### Task to complete
Check each line for the word "JSON" and report how many have it. Give nothing else.

Data tied to figure images
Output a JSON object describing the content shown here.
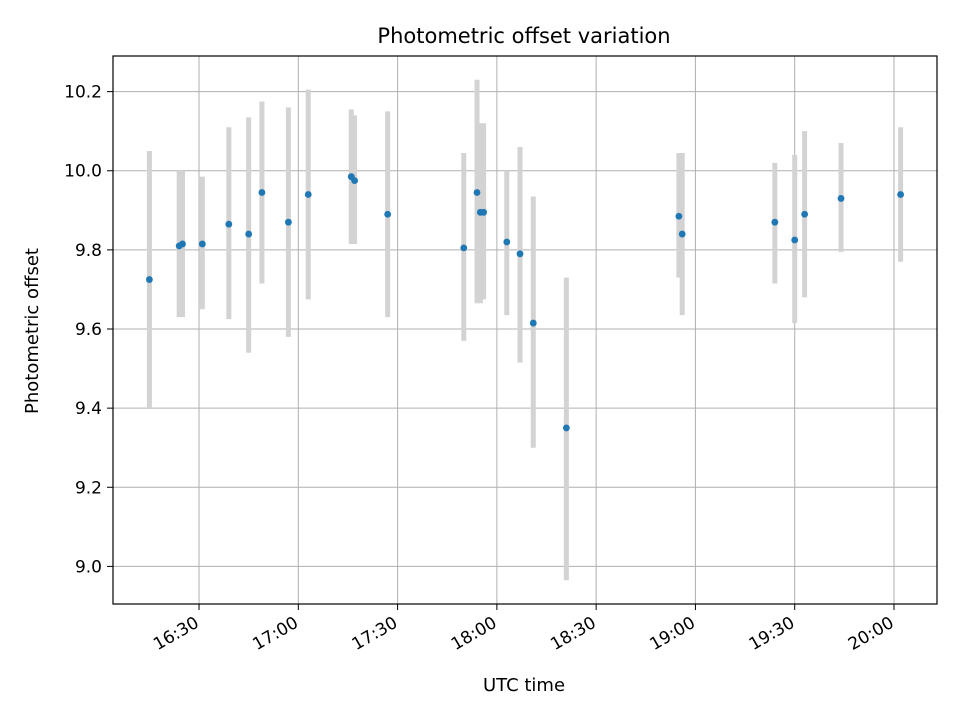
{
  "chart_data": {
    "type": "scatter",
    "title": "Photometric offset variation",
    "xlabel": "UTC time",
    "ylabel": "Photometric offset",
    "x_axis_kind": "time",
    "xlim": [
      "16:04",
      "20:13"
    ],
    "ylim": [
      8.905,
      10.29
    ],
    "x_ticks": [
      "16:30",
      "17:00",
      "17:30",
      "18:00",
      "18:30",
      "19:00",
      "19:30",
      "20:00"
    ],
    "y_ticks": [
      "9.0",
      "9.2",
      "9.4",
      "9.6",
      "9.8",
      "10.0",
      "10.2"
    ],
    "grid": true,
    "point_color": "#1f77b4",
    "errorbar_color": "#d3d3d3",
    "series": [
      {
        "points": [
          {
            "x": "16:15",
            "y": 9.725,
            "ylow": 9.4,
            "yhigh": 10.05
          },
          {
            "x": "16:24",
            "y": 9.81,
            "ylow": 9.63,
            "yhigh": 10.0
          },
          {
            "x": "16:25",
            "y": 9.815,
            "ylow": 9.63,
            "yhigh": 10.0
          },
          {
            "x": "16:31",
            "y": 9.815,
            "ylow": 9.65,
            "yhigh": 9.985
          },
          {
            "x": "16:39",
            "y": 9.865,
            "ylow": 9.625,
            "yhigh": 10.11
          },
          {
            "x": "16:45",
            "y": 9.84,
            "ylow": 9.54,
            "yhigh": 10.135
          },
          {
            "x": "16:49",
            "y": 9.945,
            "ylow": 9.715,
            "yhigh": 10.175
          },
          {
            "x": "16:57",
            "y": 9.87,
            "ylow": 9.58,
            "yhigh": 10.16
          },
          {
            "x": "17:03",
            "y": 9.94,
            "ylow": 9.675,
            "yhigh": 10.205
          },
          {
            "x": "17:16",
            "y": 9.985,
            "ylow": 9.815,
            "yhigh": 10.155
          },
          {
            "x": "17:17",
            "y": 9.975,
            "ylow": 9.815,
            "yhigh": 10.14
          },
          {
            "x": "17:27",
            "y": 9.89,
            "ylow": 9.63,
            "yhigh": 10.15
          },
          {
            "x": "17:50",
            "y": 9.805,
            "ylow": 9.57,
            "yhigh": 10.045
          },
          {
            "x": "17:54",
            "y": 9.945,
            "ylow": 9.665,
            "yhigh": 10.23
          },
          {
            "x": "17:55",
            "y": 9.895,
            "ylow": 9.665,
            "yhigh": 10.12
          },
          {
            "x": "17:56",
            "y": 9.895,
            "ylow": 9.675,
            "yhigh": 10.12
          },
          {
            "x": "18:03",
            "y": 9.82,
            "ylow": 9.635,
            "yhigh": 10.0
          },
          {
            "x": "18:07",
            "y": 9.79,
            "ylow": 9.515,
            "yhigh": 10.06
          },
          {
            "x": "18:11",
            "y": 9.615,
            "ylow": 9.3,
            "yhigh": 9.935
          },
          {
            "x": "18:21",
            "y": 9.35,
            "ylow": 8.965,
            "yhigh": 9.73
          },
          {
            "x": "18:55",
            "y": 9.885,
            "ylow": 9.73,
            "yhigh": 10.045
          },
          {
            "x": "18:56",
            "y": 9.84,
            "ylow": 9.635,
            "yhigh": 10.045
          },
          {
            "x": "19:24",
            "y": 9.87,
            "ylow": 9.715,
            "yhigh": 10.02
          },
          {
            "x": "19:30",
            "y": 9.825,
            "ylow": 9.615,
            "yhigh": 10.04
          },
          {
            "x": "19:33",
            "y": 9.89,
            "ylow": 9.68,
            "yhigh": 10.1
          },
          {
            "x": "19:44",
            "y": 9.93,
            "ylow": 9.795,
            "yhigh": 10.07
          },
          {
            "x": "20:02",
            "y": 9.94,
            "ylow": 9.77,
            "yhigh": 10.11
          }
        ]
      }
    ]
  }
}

* * *

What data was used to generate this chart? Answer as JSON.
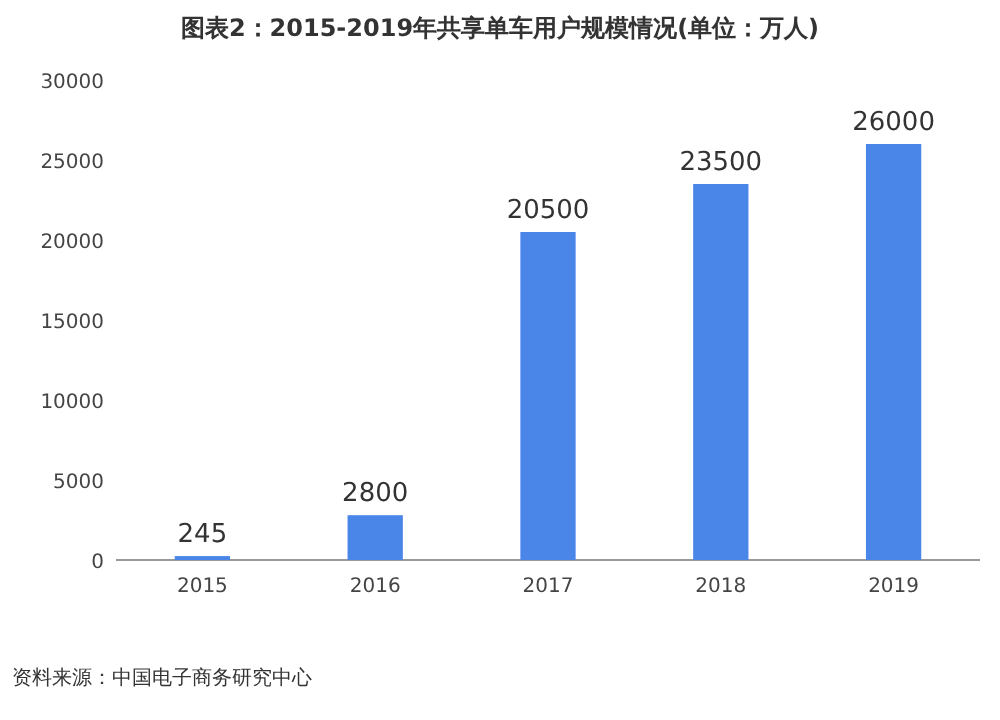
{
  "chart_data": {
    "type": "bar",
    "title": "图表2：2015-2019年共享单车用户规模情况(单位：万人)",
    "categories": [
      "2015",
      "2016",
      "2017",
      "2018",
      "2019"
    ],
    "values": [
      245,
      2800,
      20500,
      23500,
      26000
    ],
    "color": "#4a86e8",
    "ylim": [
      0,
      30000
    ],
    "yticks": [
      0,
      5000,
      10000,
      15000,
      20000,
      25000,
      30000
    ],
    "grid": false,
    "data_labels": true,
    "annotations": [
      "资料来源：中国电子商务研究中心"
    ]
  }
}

==

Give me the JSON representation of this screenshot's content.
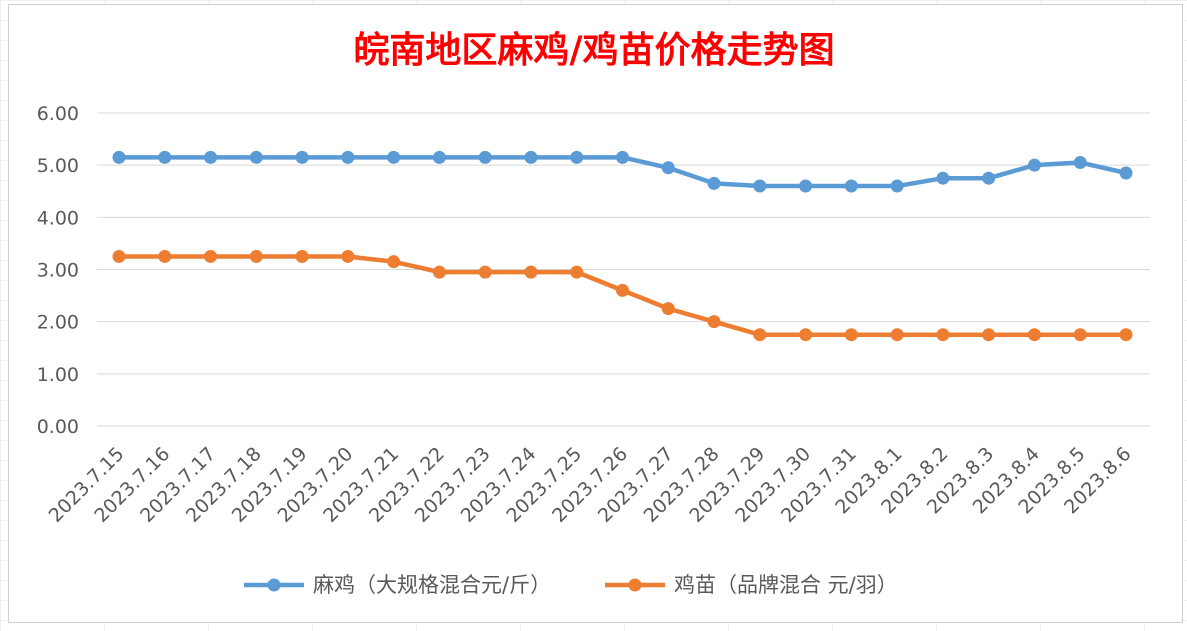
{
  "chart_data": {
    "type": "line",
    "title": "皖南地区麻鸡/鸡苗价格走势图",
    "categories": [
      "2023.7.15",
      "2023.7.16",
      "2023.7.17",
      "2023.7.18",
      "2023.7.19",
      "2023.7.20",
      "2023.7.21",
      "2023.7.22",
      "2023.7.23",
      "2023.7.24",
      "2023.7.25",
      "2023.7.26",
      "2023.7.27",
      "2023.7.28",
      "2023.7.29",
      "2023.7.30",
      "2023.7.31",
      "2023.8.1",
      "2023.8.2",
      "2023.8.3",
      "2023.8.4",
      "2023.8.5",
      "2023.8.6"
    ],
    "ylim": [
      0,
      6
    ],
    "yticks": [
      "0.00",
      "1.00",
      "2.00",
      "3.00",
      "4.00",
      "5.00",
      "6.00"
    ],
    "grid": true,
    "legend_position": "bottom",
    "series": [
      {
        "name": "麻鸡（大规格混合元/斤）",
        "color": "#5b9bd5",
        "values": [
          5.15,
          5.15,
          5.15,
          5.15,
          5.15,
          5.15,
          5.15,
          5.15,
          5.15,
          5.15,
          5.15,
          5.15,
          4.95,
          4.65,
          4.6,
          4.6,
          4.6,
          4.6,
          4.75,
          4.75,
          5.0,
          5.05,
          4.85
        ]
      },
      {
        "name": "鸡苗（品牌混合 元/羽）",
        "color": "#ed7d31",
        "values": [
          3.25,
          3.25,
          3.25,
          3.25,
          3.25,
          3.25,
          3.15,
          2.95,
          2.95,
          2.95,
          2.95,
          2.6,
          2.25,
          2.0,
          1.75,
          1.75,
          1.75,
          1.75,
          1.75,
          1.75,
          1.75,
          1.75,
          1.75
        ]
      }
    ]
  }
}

### Answer below
3